PROBLEM TO SOLVE: Go through the lines below and copy each one that holds the string "this".

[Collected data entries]
==================================================

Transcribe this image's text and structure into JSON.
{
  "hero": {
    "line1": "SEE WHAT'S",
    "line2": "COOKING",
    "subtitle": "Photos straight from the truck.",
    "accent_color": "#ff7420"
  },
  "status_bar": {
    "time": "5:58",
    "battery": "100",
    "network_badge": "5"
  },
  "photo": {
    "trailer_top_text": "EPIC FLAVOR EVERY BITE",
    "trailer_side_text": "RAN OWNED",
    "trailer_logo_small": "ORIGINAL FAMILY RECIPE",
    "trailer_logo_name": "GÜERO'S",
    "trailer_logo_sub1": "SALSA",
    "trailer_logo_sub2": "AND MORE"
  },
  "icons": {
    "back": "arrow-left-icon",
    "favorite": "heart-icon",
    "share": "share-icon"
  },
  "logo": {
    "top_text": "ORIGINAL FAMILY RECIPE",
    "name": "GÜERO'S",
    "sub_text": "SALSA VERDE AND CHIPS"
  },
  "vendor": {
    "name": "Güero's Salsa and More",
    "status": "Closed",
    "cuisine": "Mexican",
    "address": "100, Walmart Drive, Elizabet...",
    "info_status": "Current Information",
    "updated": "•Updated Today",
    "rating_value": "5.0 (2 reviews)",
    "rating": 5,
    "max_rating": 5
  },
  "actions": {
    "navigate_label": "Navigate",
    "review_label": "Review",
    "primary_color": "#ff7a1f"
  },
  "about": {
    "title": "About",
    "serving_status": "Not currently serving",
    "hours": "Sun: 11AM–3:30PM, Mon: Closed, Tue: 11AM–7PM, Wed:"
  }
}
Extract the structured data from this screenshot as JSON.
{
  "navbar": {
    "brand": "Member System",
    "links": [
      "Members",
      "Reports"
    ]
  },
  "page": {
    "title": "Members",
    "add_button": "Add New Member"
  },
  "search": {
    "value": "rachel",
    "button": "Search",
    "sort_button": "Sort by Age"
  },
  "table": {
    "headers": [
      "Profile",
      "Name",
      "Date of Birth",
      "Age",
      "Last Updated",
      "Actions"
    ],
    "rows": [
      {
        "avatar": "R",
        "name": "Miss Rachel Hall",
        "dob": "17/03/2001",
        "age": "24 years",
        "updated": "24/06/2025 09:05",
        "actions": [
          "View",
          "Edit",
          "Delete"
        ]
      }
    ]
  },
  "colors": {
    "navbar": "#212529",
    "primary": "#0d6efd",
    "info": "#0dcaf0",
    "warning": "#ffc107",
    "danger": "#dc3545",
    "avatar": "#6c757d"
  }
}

==================================================

THE OUTPUT:
Transcribe this image's text and structure into JSON.
Extract the structured data from this screenshot as JSON.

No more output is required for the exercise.